WORK TO COMPLETE: Every line in the listing is to be echoed verbatim.

───

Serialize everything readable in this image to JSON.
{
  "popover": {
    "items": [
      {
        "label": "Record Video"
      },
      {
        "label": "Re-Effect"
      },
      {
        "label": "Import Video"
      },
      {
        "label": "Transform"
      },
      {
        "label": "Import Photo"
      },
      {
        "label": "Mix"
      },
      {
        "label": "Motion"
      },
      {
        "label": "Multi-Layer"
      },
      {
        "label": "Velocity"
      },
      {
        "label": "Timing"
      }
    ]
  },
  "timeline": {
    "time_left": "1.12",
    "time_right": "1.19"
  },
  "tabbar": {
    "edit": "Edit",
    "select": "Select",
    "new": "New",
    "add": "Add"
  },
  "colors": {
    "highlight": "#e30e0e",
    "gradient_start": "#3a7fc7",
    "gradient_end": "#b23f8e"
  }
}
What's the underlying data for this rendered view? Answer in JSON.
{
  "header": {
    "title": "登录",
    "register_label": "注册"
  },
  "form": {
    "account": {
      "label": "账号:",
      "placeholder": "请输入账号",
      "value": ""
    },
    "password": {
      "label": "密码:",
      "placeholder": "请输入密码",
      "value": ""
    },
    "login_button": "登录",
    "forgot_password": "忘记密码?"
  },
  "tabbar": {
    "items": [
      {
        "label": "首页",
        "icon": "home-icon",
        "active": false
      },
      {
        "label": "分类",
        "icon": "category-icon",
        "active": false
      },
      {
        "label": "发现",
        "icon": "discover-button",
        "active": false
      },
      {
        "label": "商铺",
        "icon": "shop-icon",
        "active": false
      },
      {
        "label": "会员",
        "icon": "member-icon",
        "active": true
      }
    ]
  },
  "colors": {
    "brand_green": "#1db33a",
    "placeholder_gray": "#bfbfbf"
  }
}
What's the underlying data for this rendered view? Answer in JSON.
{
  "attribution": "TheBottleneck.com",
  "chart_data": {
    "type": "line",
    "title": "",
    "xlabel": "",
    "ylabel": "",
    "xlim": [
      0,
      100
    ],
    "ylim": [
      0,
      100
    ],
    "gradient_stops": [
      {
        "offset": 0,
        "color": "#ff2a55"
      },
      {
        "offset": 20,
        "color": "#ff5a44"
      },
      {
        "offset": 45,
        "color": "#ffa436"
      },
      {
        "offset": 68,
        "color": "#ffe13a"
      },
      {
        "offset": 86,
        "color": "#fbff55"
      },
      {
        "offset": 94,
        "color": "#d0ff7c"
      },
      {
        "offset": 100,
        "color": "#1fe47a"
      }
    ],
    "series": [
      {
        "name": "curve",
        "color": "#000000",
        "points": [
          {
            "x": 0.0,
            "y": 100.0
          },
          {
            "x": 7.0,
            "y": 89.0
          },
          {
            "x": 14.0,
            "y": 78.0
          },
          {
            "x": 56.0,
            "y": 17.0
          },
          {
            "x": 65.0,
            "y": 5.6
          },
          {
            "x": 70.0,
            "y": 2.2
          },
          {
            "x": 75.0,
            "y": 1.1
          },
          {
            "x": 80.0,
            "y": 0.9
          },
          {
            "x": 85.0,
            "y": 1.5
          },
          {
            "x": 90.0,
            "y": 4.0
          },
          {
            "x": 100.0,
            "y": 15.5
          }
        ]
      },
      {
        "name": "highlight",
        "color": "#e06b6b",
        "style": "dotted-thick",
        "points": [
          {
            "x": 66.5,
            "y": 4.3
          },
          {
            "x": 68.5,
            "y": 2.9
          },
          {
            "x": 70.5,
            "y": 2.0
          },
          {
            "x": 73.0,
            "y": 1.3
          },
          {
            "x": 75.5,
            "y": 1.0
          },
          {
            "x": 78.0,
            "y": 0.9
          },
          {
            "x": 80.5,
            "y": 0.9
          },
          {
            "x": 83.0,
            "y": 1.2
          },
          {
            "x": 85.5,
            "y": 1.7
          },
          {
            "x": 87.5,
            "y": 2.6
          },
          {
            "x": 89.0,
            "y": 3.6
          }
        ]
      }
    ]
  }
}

───

SOLUTION FOR THIS PROBLEM:
Serialize everything readable in this image to JSON.
{
  "popover": {
    "items": [
      {
        "label": "Record Video"
      },
      {
        "label": "Re-Effect"
      },
      {
        "label": "Import Video"
      },
      {
        "label": "Transform"
      },
      {
        "label": "Import Photo"
      },
      {
        "label": "Mix"
      },
      {
        "label": "Motion"
      },
      {
        "label": "Multi-Layer"
      },
      {
        "label": "Velocity"
      },
      {
        "label": "Timing"
      }
    ]
  },
  "timeline": {
    "time_left": "1.12",
    "time_right": "1.19"
  },
  "tabbar": {
    "edit": "Edit",
    "select": "Select",
    "new": "New",
    "add": "Add"
  },
  "colors": {
    "highlight": "#e30e0e",
    "gradient_start": "#3a7fc7",
    "gradient_end": "#b23f8e"
  }
}
What's the underlying data for this rendered view? Answer in JSON.
{
  "header": {
    "title": "登录",
    "register_label": "注册"
  },
  "form": {
    "account": {
      "label": "账号:",
      "placeholder": "请输入账号",
      "value": ""
    },
    "password": {
      "label": "密码:",
      "placeholder": "请输入密码",
      "value": ""
    },
    "login_button": "登录",
    "forgot_password": "忘记密码?"
  },
  "tabbar": {
    "items": [
      {
        "label": "首页",
        "icon": "home-icon",
        "active": false
      },
      {
        "label": "分类",
        "icon": "category-icon",
        "active": false
      },
      {
        "label": "发现",
        "icon": "discover-button",
        "active": false
      },
      {
        "label": "商铺",
        "icon": "shop-icon",
        "active": false
      },
      {
        "label": "会员",
        "icon": "member-icon",
        "active": true
      }
    ]
  },
  "colors": {
    "brand_green": "#1db33a",
    "placeholder_gray": "#bfbfbf"
  }
}
What's the underlying data for this rendered view? Answer in JSON.
{
  "attribution": "TheBottleneck.com",
  "chart_data": {
    "type": "line",
    "title": "",
    "xlabel": "",
    "ylabel": "",
    "xlim": [
      0,
      100
    ],
    "ylim": [
      0,
      100
    ],
    "gradient_stops": [
      {
        "offset": 0,
        "color": "#ff2a55"
      },
      {
        "offset": 20,
        "color": "#ff5a44"
      },
      {
        "offset": 45,
        "color": "#ffa436"
      },
      {
        "offset": 68,
        "color": "#ffe13a"
      },
      {
        "offset": 86,
        "color": "#fbff55"
      },
      {
        "offset": 94,
        "color": "#d0ff7c"
      },
      {
        "offset": 100,
        "color": "#1fe47a"
      }
    ],
    "series": [
      {
        "name": "curve",
        "color": "#000000",
        "points": [
          {
            "x": 0.0,
            "y": 100.0
          },
          {
            "x": 7.0,
            "y": 89.0
          },
          {
            "x": 14.0,
            "y": 78.0
          },
          {
            "x": 56.0,
            "y": 17.0
          },
          {
            "x": 65.0,
            "y": 5.6
          },
          {
            "x": 70.0,
            "y": 2.2
          },
          {
            "x": 75.0,
            "y": 1.1
          },
          {
            "x": 80.0,
            "y": 0.9
          },
          {
            "x": 85.0,
            "y": 1.5
          },
          {
            "x": 90.0,
            "y": 4.0
          },
          {
            "x": 100.0,
            "y": 15.5
          }
        ]
      },
      {
        "name": "highlight",
        "color": "#e06b6b",
        "style": "dotted-thick",
        "points": [
          {
            "x": 66.5,
            "y": 4.3
          },
          {
            "x": 68.5,
            "y": 2.9
          },
          {
            "x": 70.5,
            "y": 2.0
          },
          {
            "x": 73.0,
            "y": 1.3
          },
          {
            "x": 75.5,
            "y": 1.0
          },
          {
            "x": 78.0,
            "y": 0.9
          },
          {
            "x": 80.5,
            "y": 0.9
          },
          {
            "x": 83.0,
            "y": 1.2
          },
          {
            "x": 85.5,
            "y": 1.7
          },
          {
            "x": 87.5,
            "y": 2.6
          },
          {
            "x": 89.0,
            "y": 3.6
          }
        ]
      }
    ]
  }
}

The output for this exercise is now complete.